## EXERCISE DETAILS
Retype the stretch of the data from the line containing "chart-title: S&P 500 [387,54,522,92]" through the line containing "y-tick-label: 1,300 [41,126,74,141]", both included, with each line unchanged.
---
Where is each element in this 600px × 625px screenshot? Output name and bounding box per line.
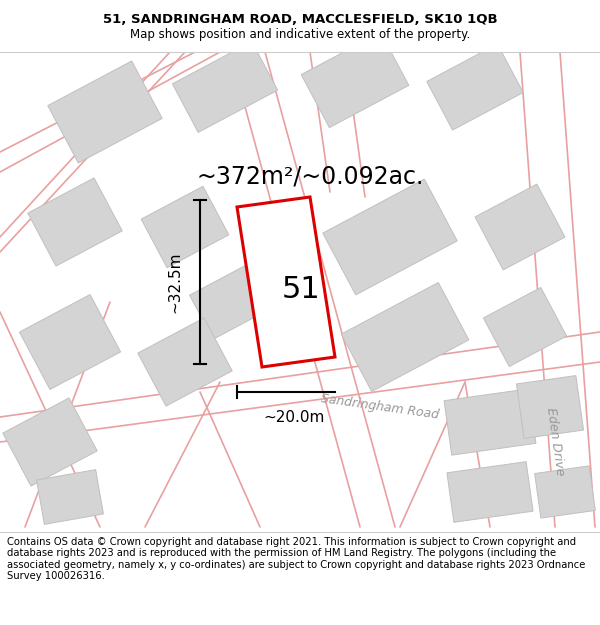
Text: ~372m²/~0.092ac.: ~372m²/~0.092ac.: [196, 165, 424, 189]
Text: 51: 51: [281, 276, 320, 304]
Text: Eden Drive: Eden Drive: [544, 407, 566, 477]
Polygon shape: [190, 264, 271, 339]
Polygon shape: [447, 462, 533, 522]
Polygon shape: [444, 389, 536, 455]
Polygon shape: [37, 469, 103, 524]
Text: 51, SANDRINGHAM ROAD, MACCLESFIELD, SK10 1QB: 51, SANDRINGHAM ROAD, MACCLESFIELD, SK10…: [103, 13, 497, 26]
Polygon shape: [237, 197, 335, 367]
Polygon shape: [141, 186, 229, 268]
Polygon shape: [484, 288, 566, 366]
Polygon shape: [323, 179, 457, 295]
Polygon shape: [427, 44, 523, 130]
Polygon shape: [28, 178, 122, 266]
Text: Contains OS data © Crown copyright and database right 2021. This information is : Contains OS data © Crown copyright and d…: [7, 537, 586, 581]
Polygon shape: [517, 376, 584, 438]
Text: ~20.0m: ~20.0m: [263, 410, 325, 425]
Polygon shape: [19, 294, 121, 389]
Polygon shape: [172, 42, 278, 132]
Polygon shape: [475, 184, 565, 270]
Text: Sandringham Road: Sandringham Road: [320, 392, 440, 422]
Polygon shape: [3, 398, 97, 486]
Polygon shape: [138, 318, 232, 406]
Text: ~32.5m: ~32.5m: [167, 251, 182, 312]
Polygon shape: [341, 282, 469, 391]
Polygon shape: [48, 61, 162, 163]
Text: Map shows position and indicative extent of the property.: Map shows position and indicative extent…: [130, 28, 470, 41]
Polygon shape: [535, 466, 595, 518]
Polygon shape: [301, 32, 409, 128]
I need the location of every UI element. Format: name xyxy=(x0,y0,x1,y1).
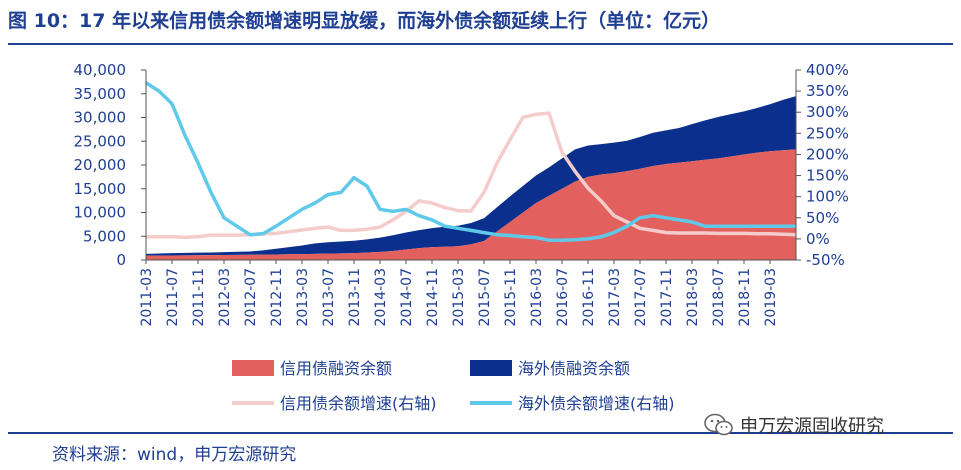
x-tick-label: 2016-03 xyxy=(529,268,545,327)
x-tick-label: 2012-07 xyxy=(243,268,259,327)
y-right-tick-label: -50% xyxy=(806,251,845,269)
legend-swatch xyxy=(232,360,274,376)
watermark-text: 申万宏源固收研究 xyxy=(740,416,884,437)
y-left-tick-label: 35,000 xyxy=(74,85,127,103)
x-tick-label: 2017-07 xyxy=(633,268,649,327)
x-tick-label: 2015-11 xyxy=(503,268,519,327)
footer-divider xyxy=(8,432,953,434)
x-tick-label: 2018-11 xyxy=(737,268,753,327)
y-right-tick-label: 350% xyxy=(806,82,849,100)
y-right-tick-label: 300% xyxy=(806,103,849,121)
wechat-icon xyxy=(704,413,733,436)
x-tick-label: 2017-11 xyxy=(659,268,675,327)
chart-title: 图 10：17 年以来信用债余额增速明显放缓，而海外债余额延续上行（单位：亿元） xyxy=(8,10,721,32)
y-left-tick-label: 30,000 xyxy=(74,109,127,127)
y-left-tick-label: 10,000 xyxy=(74,204,127,222)
x-tick-label: 2014-07 xyxy=(399,268,415,327)
legend-label: 海外债融资余额 xyxy=(518,359,630,378)
x-tick-label: 2011-03 xyxy=(139,268,155,327)
x-tick-label: 2018-03 xyxy=(685,268,701,327)
y-left-tick-label: 25,000 xyxy=(74,132,127,150)
title-divider xyxy=(8,43,953,45)
y-right-tick-label: 250% xyxy=(806,124,849,142)
y-right-tick-label: 0% xyxy=(806,230,830,248)
x-tick-label: 2012-11 xyxy=(269,268,285,327)
series-line-overseas-growth xyxy=(145,81,796,242)
x-tick-label: 2017-03 xyxy=(607,268,623,327)
x-tick-label: 2013-03 xyxy=(295,268,311,327)
x-tick-label: 2014-03 xyxy=(373,268,389,327)
y-left-tick-label: 5,000 xyxy=(83,227,126,245)
x-tick-label: 2016-11 xyxy=(581,268,597,327)
y-right-tick-label: 150% xyxy=(806,167,849,185)
y-left-tick-label: 40,000 xyxy=(74,61,127,79)
watermark: 申万宏源固收研究 xyxy=(704,412,884,438)
x-tick-label: 2013-11 xyxy=(347,268,363,327)
x-tick-label: 2011-11 xyxy=(191,268,207,327)
legend-swatch xyxy=(470,360,512,376)
y-left-tick-label: 20,000 xyxy=(74,156,127,174)
series-area-overseas-balance xyxy=(146,96,796,256)
series-area-credit-balance xyxy=(146,149,796,260)
x-tick-label: 2013-07 xyxy=(321,268,337,327)
y-right-tick-label: 200% xyxy=(806,145,849,163)
legend-label: 海外债余额增速(右轴) xyxy=(518,394,675,413)
y-right-tick-label: 100% xyxy=(806,188,849,206)
x-tick-label: 2014-11 xyxy=(425,268,441,327)
y-left-tick-label: 15,000 xyxy=(74,180,127,198)
legend-label: 信用债融资余额 xyxy=(280,359,392,378)
x-tick-label: 2012-03 xyxy=(217,268,233,327)
y-right-tick-label: 50% xyxy=(806,209,839,227)
y-right-tick-label: 400% xyxy=(806,61,849,79)
x-tick-label: 2015-07 xyxy=(477,268,493,327)
x-tick-label: 2016-07 xyxy=(555,268,571,327)
source-note: 资料来源：wind，申万宏源研究 xyxy=(52,445,297,465)
x-tick-label: 2015-03 xyxy=(451,268,467,327)
legend-label: 信用债余额增速(右轴) xyxy=(280,394,437,413)
x-tick-label: 2018-07 xyxy=(711,268,727,327)
y-left-tick-label: 0 xyxy=(116,251,126,269)
x-tick-label: 2011-07 xyxy=(165,268,181,327)
x-tick-label: 2019-03 xyxy=(763,268,779,327)
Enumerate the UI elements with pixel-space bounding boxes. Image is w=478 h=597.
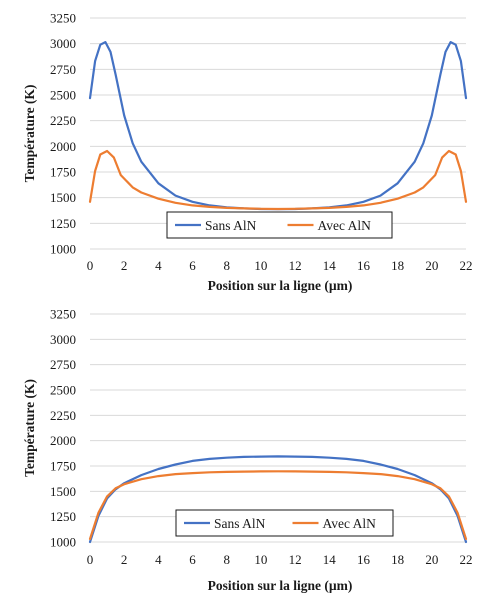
legend-label-sans-aln: Sans AlN (205, 218, 257, 233)
x-tick-label: 8 (223, 258, 230, 273)
y-tick-label: 2750 (50, 62, 76, 77)
legend-label-avec-aln: Avec AlN (323, 516, 377, 531)
x-axis-title: Position sur la ligne (µm) (208, 278, 353, 293)
y-tick-label: 3000 (50, 332, 76, 347)
y-tick-label: 2250 (50, 113, 76, 128)
y-tick-label: 1750 (50, 459, 76, 474)
series-line-avec-aln (88, 470, 468, 541)
x-tick-label: 2 (121, 258, 128, 273)
y-tick-label: 1000 (50, 242, 76, 257)
y-axis-title: Température (K) (22, 379, 37, 477)
x-tick-label: 8 (223, 552, 230, 567)
x-tick-label: 12 (289, 258, 302, 273)
x-tick-label: 14 (323, 552, 337, 567)
y-tick-label: 2750 (50, 357, 76, 372)
x-tick-label: 4 (155, 552, 162, 567)
legend-box (175, 509, 394, 537)
y-tick-label: 2250 (50, 408, 76, 423)
x-tick-label: 16 (357, 552, 371, 567)
y-tick-label: 3250 (50, 11, 76, 26)
y-tick-label: 2000 (50, 139, 76, 154)
x-tick-label: 20 (425, 258, 438, 273)
x-tick-label: 10 (254, 258, 267, 273)
x-tick-label: 22 (460, 552, 473, 567)
y-tick-label: 2500 (50, 88, 76, 103)
x-tick-label: 20 (425, 552, 438, 567)
y-tick-label: 3250 (50, 307, 76, 322)
chart-top-svg: 1000 1250 1500 1750 2000 2250 2500 2750 3000 3250… (22, 11, 473, 294)
series-line-avec-aln (88, 149, 468, 211)
x-tick-label: 10 (254, 552, 267, 567)
x-tick-label: 6 (189, 552, 196, 567)
x-tick-label: 2 (121, 552, 128, 567)
x-tick-label: 0 (87, 552, 94, 567)
x-tick-label: 6 (189, 258, 196, 273)
chart-bottom: 1000 1250 1500 1750 2000 2250 2500 2750 3000 3250… (0, 298, 478, 597)
y-tick-label: 1250 (50, 509, 76, 524)
x-axis-title: Position sur la ligne (µm) (208, 578, 353, 593)
chart-bottom-svg: 1000 1250 1500 1750 2000 2250 2500 2750 3000 3250… (22, 307, 473, 594)
x-tick-label: 0 (87, 258, 94, 273)
chart-top: 1000 1250 1500 1750 2000 2250 2500 2750 3000 3250… (0, 0, 478, 298)
x-tick-label: 14 (323, 258, 337, 273)
series-line-sans-aln (88, 455, 468, 544)
legend-box (166, 211, 393, 239)
y-tick-label: 1500 (50, 484, 76, 499)
y-tick-label: 2500 (50, 383, 76, 398)
x-tick-label: 18 (391, 552, 404, 567)
series-line-sans-aln (88, 41, 468, 211)
x-tick-label: 12 (289, 552, 302, 567)
x-tick-label: 4 (155, 258, 162, 273)
legend-label-sans-aln: Sans AlN (214, 516, 266, 531)
y-tick-label: 1750 (50, 165, 76, 180)
y-tick-label: 3000 (50, 36, 76, 51)
y-tick-label: 1500 (50, 190, 76, 205)
y-axis-title: Température (K) (22, 85, 37, 183)
x-tick-label: 22 (460, 258, 473, 273)
y-tick-label: 2000 (50, 433, 76, 448)
legend-label-avec-aln: Avec AlN (318, 218, 372, 233)
x-tick-label: 18 (391, 258, 404, 273)
y-tick-label: 1000 (50, 535, 76, 550)
y-tick-label: 1250 (50, 216, 76, 231)
x-tick-label: 16 (357, 258, 371, 273)
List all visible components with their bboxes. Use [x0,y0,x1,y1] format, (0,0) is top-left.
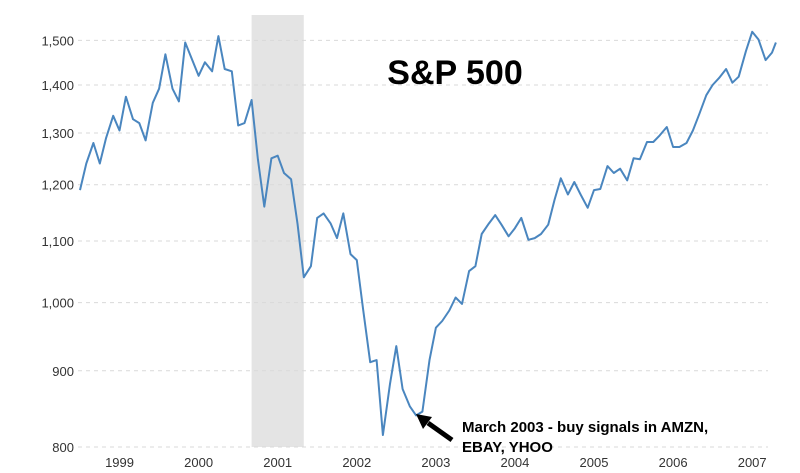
chart-title: S&P 500 [387,54,522,92]
y-tick-label: 1,400 [41,78,74,93]
x-tick-label: 2003 [421,455,450,470]
y-tick-label: 1,200 [41,178,74,193]
axis-layer: 800 900 1,000 1,100 1,200 1,300 1,400 1,500 1999… [41,33,766,470]
x-tick-label: 2002 [342,455,371,470]
x-tick-label: 2001 [263,455,292,470]
y-tick-label: 800 [52,440,74,455]
x-tick-label: 2004 [500,455,529,470]
x-tick-label: 1999 [105,455,134,470]
x-tick-label: 2000 [184,455,213,470]
y-tick-label: 1,300 [41,126,74,141]
recession-band [251,15,304,447]
annotation-arrowhead [416,414,432,429]
series-line [79,30,777,436]
annotation-line-2: EBAY, YHOO [462,439,553,456]
annotation-line-1: March 2003 - buy signals in AMZN, [462,419,708,436]
x-tick-label: 2007 [738,455,767,470]
annotation-layer: March 2003 - buy signals in AMZN, EBAY, … [416,414,708,456]
x-tick-label: 2006 [659,455,688,470]
background-layer [251,15,304,447]
grid-layer [78,39,768,448]
x-tick-label: 2005 [580,455,609,470]
y-tick-label: 900 [52,364,74,379]
series-layer [79,30,777,436]
y-tick-label: 1,000 [41,296,74,311]
y-tick-label: 1,500 [41,33,74,48]
annotation-arrow [426,420,454,443]
y-tick-label: 1,100 [41,234,74,249]
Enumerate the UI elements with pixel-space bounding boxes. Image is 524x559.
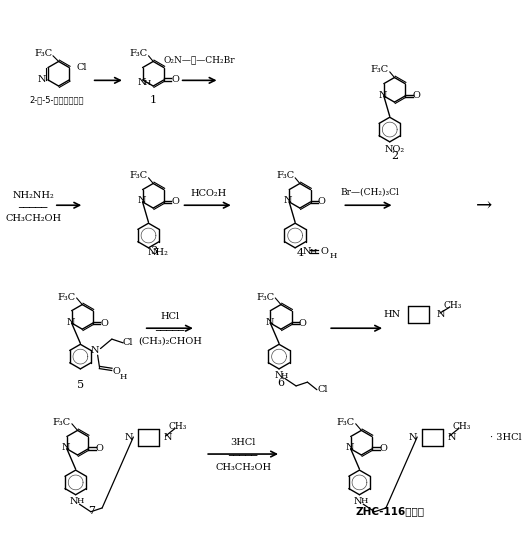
---
## REPLY TO THE EXERCISE
chart-title: S&P 500 [387,54,522,92]
y-tick-label: 1,400 [41,78,74,93]
x-tick-label: 2003 [421,455,450,470]
y-tick-label: 1,200 [41,178,74,193]
axis-layer: 800 900 1,000 1,100 1,200 1,300 1,400 1,500 1999… [41,33,766,470]
x-tick-label: 2002 [342,455,371,470]
x-tick-label: 2001 [263,455,292,470]
y-tick-label: 800 [52,440,74,455]
x-tick-label: 2004 [500,455,529,470]
x-tick-label: 1999 [105,455,134,470]
x-tick-label: 2000 [184,455,213,470]
y-tick-label: 1,300 [41,126,74,141]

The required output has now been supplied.